--- BEGIN ---

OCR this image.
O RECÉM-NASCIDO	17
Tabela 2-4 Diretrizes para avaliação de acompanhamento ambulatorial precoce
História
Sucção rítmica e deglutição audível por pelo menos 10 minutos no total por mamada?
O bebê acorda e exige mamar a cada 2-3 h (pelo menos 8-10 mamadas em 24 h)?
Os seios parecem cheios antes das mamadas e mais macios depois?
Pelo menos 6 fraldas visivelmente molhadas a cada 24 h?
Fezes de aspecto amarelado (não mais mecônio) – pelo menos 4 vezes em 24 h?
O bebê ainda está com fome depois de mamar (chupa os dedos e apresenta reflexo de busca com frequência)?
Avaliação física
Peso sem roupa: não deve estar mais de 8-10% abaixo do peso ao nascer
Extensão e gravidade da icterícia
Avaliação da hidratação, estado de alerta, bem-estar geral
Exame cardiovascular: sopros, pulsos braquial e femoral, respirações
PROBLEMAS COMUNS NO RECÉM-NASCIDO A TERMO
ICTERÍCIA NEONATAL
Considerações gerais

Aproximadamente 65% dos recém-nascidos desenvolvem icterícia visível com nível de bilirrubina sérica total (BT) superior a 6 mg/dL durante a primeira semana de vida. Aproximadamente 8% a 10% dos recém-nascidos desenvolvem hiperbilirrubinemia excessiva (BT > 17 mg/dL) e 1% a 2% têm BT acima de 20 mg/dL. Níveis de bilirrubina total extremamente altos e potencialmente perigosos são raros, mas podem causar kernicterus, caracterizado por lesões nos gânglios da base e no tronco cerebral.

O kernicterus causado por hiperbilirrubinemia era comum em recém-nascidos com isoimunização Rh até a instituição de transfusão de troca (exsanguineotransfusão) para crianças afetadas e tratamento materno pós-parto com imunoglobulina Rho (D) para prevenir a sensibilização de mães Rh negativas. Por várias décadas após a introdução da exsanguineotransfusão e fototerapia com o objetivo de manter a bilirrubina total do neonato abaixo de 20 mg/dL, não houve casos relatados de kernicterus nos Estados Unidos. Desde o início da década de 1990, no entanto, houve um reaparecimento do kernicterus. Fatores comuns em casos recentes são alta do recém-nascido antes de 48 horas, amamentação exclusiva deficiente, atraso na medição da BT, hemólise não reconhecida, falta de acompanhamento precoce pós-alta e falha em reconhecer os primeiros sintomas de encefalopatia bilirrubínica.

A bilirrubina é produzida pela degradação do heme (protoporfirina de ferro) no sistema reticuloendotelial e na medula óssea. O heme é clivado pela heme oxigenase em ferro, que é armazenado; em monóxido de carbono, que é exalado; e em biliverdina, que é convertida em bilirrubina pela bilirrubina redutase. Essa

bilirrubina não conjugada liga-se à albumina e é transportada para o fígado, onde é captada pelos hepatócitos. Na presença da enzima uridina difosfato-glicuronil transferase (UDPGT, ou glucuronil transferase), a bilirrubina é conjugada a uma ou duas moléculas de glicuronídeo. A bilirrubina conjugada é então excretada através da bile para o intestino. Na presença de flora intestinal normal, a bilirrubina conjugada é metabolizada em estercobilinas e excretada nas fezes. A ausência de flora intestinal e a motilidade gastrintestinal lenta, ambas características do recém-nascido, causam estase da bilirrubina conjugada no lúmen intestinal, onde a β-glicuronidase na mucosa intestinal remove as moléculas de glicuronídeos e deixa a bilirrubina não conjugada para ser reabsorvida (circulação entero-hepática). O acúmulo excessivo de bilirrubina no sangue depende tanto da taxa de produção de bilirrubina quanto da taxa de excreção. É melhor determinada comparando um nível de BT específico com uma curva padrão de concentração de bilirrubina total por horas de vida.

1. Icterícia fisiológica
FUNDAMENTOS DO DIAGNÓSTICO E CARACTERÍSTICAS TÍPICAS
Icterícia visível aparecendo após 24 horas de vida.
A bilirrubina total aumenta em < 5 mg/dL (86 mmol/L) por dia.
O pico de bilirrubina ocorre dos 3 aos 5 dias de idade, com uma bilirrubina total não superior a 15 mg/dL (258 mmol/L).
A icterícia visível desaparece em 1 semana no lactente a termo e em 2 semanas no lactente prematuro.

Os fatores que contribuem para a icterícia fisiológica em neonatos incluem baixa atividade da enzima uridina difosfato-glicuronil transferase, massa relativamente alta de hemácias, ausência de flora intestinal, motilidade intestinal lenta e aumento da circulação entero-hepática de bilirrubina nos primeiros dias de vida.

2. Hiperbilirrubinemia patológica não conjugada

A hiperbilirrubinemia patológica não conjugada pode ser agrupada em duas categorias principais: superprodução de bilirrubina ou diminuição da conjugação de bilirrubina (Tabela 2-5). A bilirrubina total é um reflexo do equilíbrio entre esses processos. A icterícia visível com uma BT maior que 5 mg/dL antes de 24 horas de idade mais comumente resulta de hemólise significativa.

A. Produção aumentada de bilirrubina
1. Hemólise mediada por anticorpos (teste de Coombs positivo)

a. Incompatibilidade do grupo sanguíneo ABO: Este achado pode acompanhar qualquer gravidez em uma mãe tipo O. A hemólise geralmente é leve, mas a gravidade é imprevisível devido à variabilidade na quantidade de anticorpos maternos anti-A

--- END ---

Request
Reproduce every entry shown above, precisely as it stands.

Output for this exercise
OCR this image.
O RECÉM-NASCIDO	17
Tabela 2-4 Diretrizes para avaliação de acompanhamento ambulatorial precoce
História
Sucção rítmica e deglutição audível por pelo menos 10 minutos no total por mamada?
O bebê acorda e exige mamar a cada 2-3 h (pelo menos 8-10 mamadas em 24 h)?
Os seios parecem cheios antes das mamadas e mais macios depois?
Pelo menos 6 fraldas visivelmente molhadas a cada 24 h?
Fezes de aspecto amarelado (não mais mecônio) – pelo menos 4 vezes em 24 h?
O bebê ainda está com fome depois de mamar (chupa os dedos e apresenta reflexo de busca com frequência)?
Avaliação física
Peso sem roupa: não deve estar mais de 8-10% abaixo do peso ao nascer
Extensão e gravidade da icterícia
Avaliação da hidratação, estado de alerta, bem-estar geral
Exame cardiovascular: sopros, pulsos braquial e femoral, respirações
PROBLEMAS COMUNS NO RECÉM-NASCIDO A TERMO
ICTERÍCIA NEONATAL
Considerações gerais

Aproximadamente 65% dos recém-nascidos desenvolvem icterícia visível com nível de bilirrubina sérica total (BT) superior a 6 mg/dL durante a primeira semana de vida. Aproximadamente 8% a 10% dos recém-nascidos desenvolvem hiperbilirrubinemia excessiva (BT > 17 mg/dL) e 1% a 2% têm BT acima de 20 mg/dL. Níveis de bilirrubina total extremamente altos e potencialmente perigosos são raros, mas podem causar kernicterus, caracterizado por lesões nos gânglios da base e no tronco cerebral.

O kernicterus causado por hiperbilirrubinemia era comum em recém-nascidos com isoimunização Rh até a instituição de transfusão de troca (exsanguineotransfusão) para crianças afetadas e tratamento materno pós-parto com imunoglobulina Rho (D) para prevenir a sensibilização de mães Rh negativas. Por várias décadas após a introdução da exsanguineotransfusão e fototerapia com o objetivo de manter a bilirrubina total do neonato abaixo de 20 mg/dL, não houve casos relatados de kernicterus nos Estados Unidos. Desde o início da década de 1990, no entanto, houve um reaparecimento do kernicterus. Fatores comuns em casos recentes são alta do recém-nascido antes de 48 horas, amamentação exclusiva deficiente, atraso na medição da BT, hemólise não reconhecida, falta de acompanhamento precoce pós-alta e falha em reconhecer os primeiros sintomas de encefalopatia bilirrubínica.

A bilirrubina é produzida pela degradação do heme (protoporfirina de ferro) no sistema reticuloendotelial e na medula óssea. O heme é clivado pela heme oxigenase em ferro, que é armazenado; em monóxido de carbono, que é exalado; e em biliverdina, que é convertida em bilirrubina pela bilirrubina redutase. Essa

bilirrubina não conjugada liga-se à albumina e é transportada para o fígado, onde é captada pelos hepatócitos. Na presença da enzima uridina difosfato-glicuronil transferase (UDPGT, ou glucuronil transferase), a bilirrubina é conjugada a uma ou duas moléculas de glicuronídeo. A bilirrubina conjugada é então excretada através da bile para o intestino. Na presença de flora intestinal normal, a bilirrubina conjugada é metabolizada em estercobilinas e excretada nas fezes. A ausência de flora intestinal e a motilidade gastrintestinal lenta, ambas características do recém-nascido, causam estase da bilirrubina conjugada no lúmen intestinal, onde a β-glicuronidase na mucosa intestinal remove as moléculas de glicuronídeos e deixa a bilirrubina não conjugada para ser reabsorvida (circulação entero-hepática). O acúmulo excessivo de bilirrubina no sangue depende tanto da taxa de produção de bilirrubina quanto da taxa de excreção. É melhor determinada comparando um nível de BT específico com uma curva padrão de concentração de bilirrubina total por horas de vida.

1. Icterícia fisiológica
FUNDAMENTOS DO DIAGNÓSTICO E CARACTERÍSTICAS TÍPICAS
Icterícia visível aparecendo após 24 horas de vida.
A bilirrubina total aumenta em < 5 mg/dL (86 mmol/L) por dia.
O pico de bilirrubina ocorre dos 3 aos 5 dias de idade, com uma bilirrubina total não superior a 15 mg/dL (258 mmol/L).
A icterícia visível desaparece em 1 semana no lactente a termo e em 2 semanas no lactente prematuro.

Os fatores que contribuem para a icterícia fisiológica em neonatos incluem baixa atividade da enzima uridina difosfato-glicuronil transferase, massa relativamente alta de hemácias, ausência de flora intestinal, motilidade intestinal lenta e aumento da circulação entero-hepática de bilirrubina nos primeiros dias de vida.

2. Hiperbilirrubinemia patológica não conjugada

A hiperbilirrubinemia patológica não conjugada pode ser agrupada em duas categorias principais: superprodução de bilirrubina ou diminuição da conjugação de bilirrubina (Tabela 2-5). A bilirrubina total é um reflexo do equilíbrio entre esses processos. A icterícia visível com uma BT maior que 5 mg/dL antes de 24 horas de idade mais comumente resulta de hemólise significativa.

A. Produção aumentada de bilirrubina
1. Hemólise mediada por anticorpos (teste de Coombs positivo)

a. Incompatibilidade do grupo sanguíneo ABO: Este achado pode acompanhar qualquer gravidez em uma mãe tipo O. A hemólise geralmente é leve, mas a gravidade é imprevisível devido à variabilidade na quantidade de anticorpos maternos anti-A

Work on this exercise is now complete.